▶ PASSAGE SHOWN:
So, about the food here...it's nothing short of phenomenal. I thought American food would be one of the things I missed most about the States, but that fear was put to rest pretty quickly. While the potatoes are softer, the pastries are pleasant in texture and appearance, and fish-and-chips defies words when done properly, the breads and cheeses stand out in particular. Far more abundant and cheap than can be had in America, we have made it a little hobby here in the Campbell household to become connoisseurs of the two. The bread is good, but writing about that would probably put me to sleep. Cheese is normally associated with fine culture, which I like to pretend I am a part of on occasion. Here are a few kinds we have put to the test. I wholeheartedly recommend all of them, should you see them at your local supermarket.
Red Leicester: Probably closest to Monterey Jack in America, except for a slightly less pronounced taste. Incredible all-rounder, it can be shredded, used on sandwiches, in recipes, or even by itself. Adds a cheesy texture without altering the dish's taste.

(Document layout detection data)
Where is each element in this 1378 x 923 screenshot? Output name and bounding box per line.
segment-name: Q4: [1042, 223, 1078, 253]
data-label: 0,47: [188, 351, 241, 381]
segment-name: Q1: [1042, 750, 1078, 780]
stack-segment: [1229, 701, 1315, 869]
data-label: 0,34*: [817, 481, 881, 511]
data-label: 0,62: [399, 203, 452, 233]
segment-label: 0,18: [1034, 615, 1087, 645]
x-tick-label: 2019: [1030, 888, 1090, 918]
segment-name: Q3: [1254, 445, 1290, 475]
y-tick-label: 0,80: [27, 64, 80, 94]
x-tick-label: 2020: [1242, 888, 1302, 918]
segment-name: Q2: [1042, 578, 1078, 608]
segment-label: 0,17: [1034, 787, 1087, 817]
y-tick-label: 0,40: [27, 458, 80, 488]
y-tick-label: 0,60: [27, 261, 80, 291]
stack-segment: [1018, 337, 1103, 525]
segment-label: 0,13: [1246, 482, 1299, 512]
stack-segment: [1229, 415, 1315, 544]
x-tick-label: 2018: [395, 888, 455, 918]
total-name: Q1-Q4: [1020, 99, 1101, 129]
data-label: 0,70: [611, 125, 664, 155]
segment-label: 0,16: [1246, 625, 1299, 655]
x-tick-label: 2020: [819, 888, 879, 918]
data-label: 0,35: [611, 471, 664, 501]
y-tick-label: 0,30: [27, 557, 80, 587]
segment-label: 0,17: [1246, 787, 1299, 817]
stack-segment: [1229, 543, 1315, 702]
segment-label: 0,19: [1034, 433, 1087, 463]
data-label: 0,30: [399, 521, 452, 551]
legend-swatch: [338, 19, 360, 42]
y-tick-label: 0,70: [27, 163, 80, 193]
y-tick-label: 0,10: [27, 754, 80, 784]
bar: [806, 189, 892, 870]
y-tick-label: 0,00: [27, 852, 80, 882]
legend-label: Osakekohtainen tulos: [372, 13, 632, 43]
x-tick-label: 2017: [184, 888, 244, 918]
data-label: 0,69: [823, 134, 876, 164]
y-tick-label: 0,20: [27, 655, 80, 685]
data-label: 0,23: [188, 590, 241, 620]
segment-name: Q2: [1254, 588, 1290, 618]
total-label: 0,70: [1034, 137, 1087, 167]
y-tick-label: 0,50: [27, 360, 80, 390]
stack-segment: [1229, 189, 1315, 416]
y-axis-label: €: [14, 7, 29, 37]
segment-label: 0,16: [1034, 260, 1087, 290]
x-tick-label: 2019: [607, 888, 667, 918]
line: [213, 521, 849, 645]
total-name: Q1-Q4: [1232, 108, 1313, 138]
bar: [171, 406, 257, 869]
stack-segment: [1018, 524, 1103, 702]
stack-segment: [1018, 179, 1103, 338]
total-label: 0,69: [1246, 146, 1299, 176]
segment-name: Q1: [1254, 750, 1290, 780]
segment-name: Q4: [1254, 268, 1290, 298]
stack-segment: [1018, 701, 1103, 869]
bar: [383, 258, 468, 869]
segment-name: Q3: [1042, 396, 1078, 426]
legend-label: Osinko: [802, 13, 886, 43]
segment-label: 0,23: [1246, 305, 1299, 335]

▶ DIRECTIONS:
Output the passage about food and cheese verbatim, starting at "So, about the" and ending at "your local supermarket.".

▶ RESULT OF THE TASK:
So, about the food here...it's nothing short of phenomenal. I thought American food would be one of the things I missed most about the States, but that fear was put to rest pretty quickly. While the potatoes are softer, the pastries are pleasant in texture and appearance, and fish-and-chips defies words when done properly, the breads and cheeses stand out in particular. Far more abundant and cheap than can be had in America, we have made it a little hobby here in the Campbell household to become connoisseurs of the two. The bread is good, but writing about that would probably put me to sleep. Cheese is normally associated with fine culture, which I like to pretend I am a part of on occasion. Here are a few kinds we have put to the test. I wholeheartedly recommend all of them, should you see them at your local supermarket.